Stored records:
╔══

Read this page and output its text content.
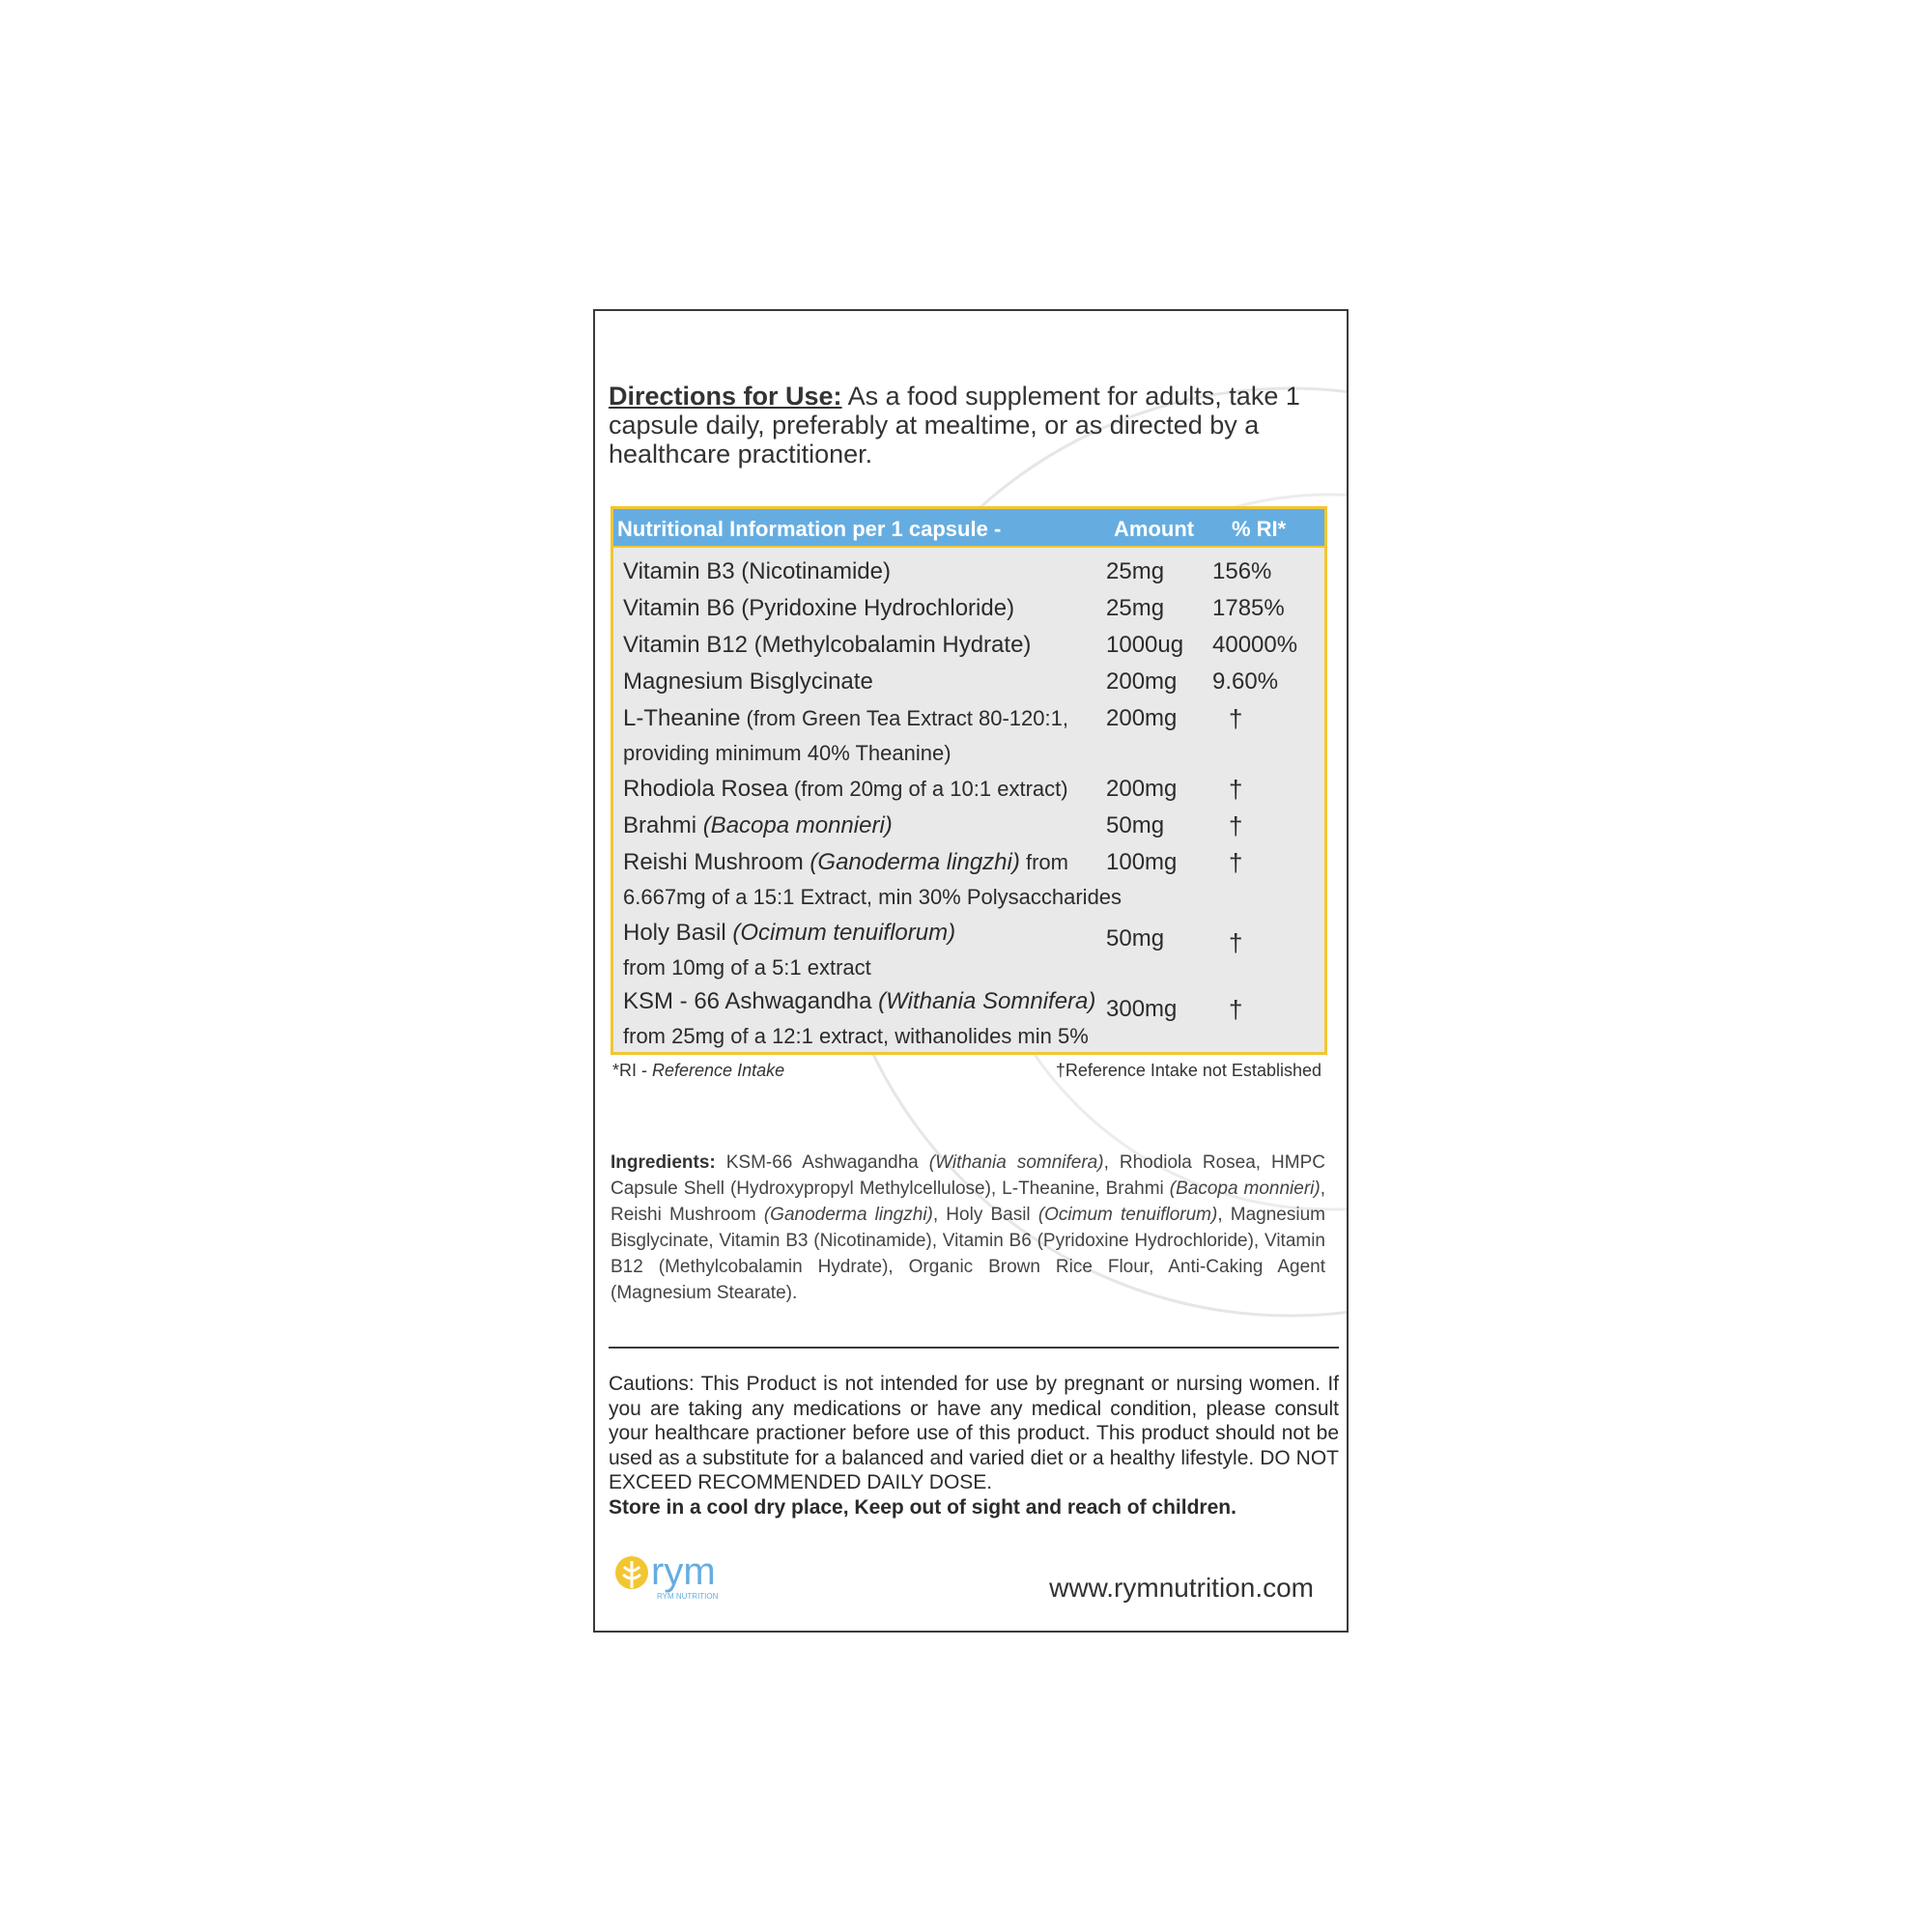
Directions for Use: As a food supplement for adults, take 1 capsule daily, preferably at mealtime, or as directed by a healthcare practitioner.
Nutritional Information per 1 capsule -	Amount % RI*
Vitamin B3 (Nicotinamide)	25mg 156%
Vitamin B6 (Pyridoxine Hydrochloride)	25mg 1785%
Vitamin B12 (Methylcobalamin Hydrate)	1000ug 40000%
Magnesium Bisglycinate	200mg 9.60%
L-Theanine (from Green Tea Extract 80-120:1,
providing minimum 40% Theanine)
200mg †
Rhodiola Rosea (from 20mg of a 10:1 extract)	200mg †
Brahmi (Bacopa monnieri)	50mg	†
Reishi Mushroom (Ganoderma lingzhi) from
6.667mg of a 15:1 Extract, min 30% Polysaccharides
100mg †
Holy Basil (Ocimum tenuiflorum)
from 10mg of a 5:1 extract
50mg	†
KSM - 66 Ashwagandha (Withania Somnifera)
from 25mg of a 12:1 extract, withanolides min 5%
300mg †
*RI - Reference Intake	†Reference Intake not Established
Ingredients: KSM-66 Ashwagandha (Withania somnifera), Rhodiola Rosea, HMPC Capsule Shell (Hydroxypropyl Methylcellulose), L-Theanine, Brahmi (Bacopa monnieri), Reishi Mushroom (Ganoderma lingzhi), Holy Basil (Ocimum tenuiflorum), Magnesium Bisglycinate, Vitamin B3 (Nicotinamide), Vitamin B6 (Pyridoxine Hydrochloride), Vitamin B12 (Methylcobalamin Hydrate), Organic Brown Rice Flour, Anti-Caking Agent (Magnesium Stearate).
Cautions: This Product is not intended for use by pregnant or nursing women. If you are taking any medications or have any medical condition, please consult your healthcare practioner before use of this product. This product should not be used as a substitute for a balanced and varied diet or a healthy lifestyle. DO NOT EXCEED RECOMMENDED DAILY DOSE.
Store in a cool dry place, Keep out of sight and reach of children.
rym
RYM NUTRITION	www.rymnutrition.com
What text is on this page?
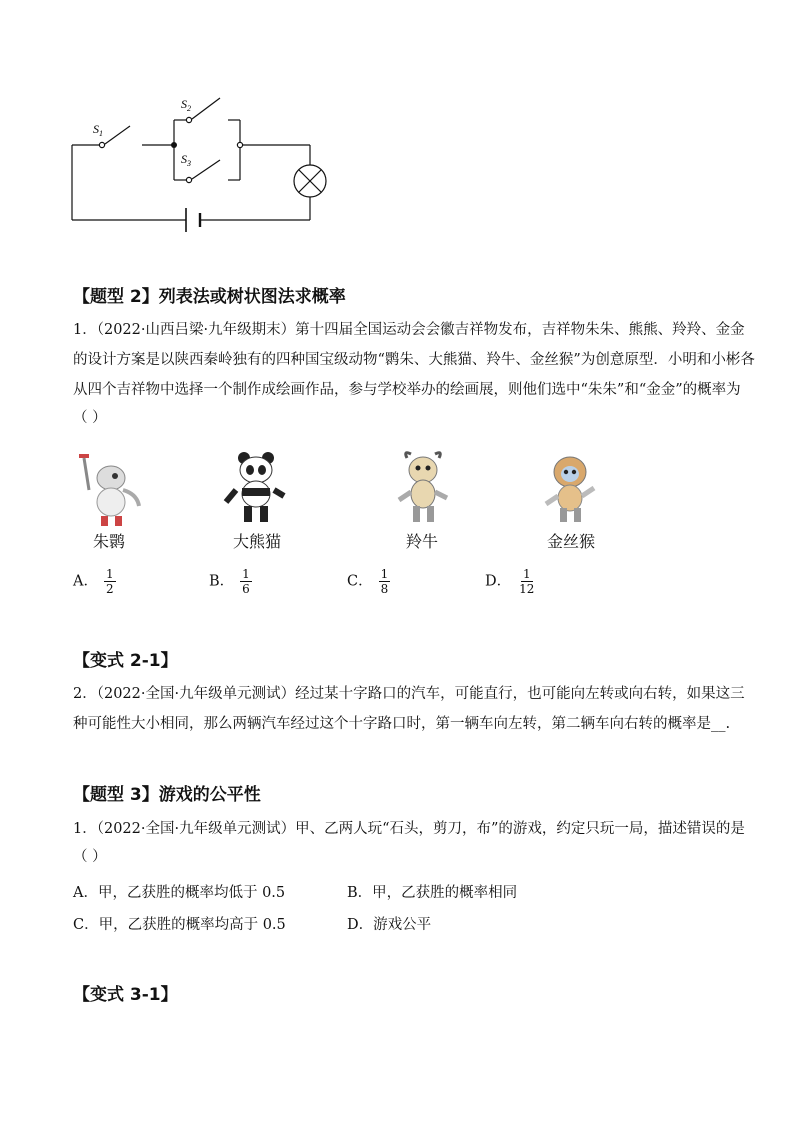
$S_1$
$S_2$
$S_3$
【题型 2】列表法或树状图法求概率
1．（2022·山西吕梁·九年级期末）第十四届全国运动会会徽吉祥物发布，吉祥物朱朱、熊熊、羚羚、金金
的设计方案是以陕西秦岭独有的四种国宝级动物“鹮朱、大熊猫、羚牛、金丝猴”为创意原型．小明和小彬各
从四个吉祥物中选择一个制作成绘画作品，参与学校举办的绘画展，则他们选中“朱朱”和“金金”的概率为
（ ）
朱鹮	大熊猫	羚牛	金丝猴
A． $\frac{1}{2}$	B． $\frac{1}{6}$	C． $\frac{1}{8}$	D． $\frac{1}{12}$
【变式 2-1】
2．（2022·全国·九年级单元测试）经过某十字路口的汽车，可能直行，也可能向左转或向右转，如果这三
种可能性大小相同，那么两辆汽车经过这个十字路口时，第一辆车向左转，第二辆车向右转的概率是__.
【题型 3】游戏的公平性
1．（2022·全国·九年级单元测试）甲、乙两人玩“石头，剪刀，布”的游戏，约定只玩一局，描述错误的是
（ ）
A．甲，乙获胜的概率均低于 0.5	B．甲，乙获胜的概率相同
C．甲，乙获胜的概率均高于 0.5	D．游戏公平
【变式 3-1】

╚══

Directions: Skip the images and write out the rest of the listing exactly.

Output of the exercise:
Read this page and output its text content.
Directions for Use: As a food supplement for adults, take 1 capsule daily, preferably at mealtime, or as directed by a healthcare practitioner.
Nutritional Information per 1 capsule -	Amount % RI*
Vitamin B3 (Nicotinamide)	25mg 156%
Vitamin B6 (Pyridoxine Hydrochloride)	25mg 1785%
Vitamin B12 (Methylcobalamin Hydrate)	1000ug 40000%
Magnesium Bisglycinate	200mg 9.60%
L-Theanine (from Green Tea Extract 80-120:1,
providing minimum 40% Theanine)
200mg †
Rhodiola Rosea (from 20mg of a 10:1 extract)	200mg †
Brahmi (Bacopa monnieri)	50mg	†
Reishi Mushroom (Ganoderma lingzhi) from
6.667mg of a 15:1 Extract, min 30% Polysaccharides
100mg †
Holy Basil (Ocimum tenuiflorum)
from 10mg of a 5:1 extract
50mg	†
KSM - 66 Ashwagandha (Withania Somnifera)
from 25mg of a 12:1 extract, withanolides min 5%
300mg †
*RI - Reference Intake	†Reference Intake not Established
Ingredients: KSM-66 Ashwagandha (Withania somnifera), Rhodiola Rosea, HMPC Capsule Shell (Hydroxypropyl Methylcellulose), L-Theanine, Brahmi (Bacopa monnieri), Reishi Mushroom (Ganoderma lingzhi), Holy Basil (Ocimum tenuiflorum), Magnesium Bisglycinate, Vitamin B3 (Nicotinamide), Vitamin B6 (Pyridoxine Hydrochloride), Vitamin B12 (Methylcobalamin Hydrate), Organic Brown Rice Flour, Anti-Caking Agent (Magnesium Stearate).
Cautions: This Product is not intended for use by pregnant or nursing women. If you are taking any medications or have any medical condition, please consult your healthcare practioner before use of this product. This product should not be used as a substitute for a balanced and varied diet or a healthy lifestyle. DO NOT EXCEED RECOMMENDED DAILY DOSE.
Store in a cool dry place, Keep out of sight and reach of children.
rym
RYM NUTRITION	www.rymnutrition.com
What text is on this page?
$S_1$
$S_2$
$S_3$
【题型 2】列表法或树状图法求概率
1．（2022·山西吕梁·九年级期末）第十四届全国运动会会徽吉祥物发布，吉祥物朱朱、熊熊、羚羚、金金
的设计方案是以陕西秦岭独有的四种国宝级动物“鹮朱、大熊猫、羚牛、金丝猴”为创意原型．小明和小彬各
从四个吉祥物中选择一个制作成绘画作品，参与学校举办的绘画展，则他们选中“朱朱”和“金金”的概率为
（ ）
朱鹮	大熊猫	羚牛	金丝猴
A． $\frac{1}{2}$	B． $\frac{1}{6}$	C． $\frac{1}{8}$	D． $\frac{1}{12}$
【变式 2-1】
2．（2022·全国·九年级单元测试）经过某十字路口的汽车，可能直行，也可能向左转或向右转，如果这三
种可能性大小相同，那么两辆汽车经过这个十字路口时，第一辆车向左转，第二辆车向右转的概率是__.
【题型 3】游戏的公平性
1．（2022·全国·九年级单元测试）甲、乙两人玩“石头，剪刀，布”的游戏，约定只玩一局，描述错误的是
（ ）
A．甲，乙获胜的概率均低于 0.5	B．甲，乙获胜的概率相同
C．甲，乙获胜的概率均高于 0.5	D．游戏公平
【变式 3-1】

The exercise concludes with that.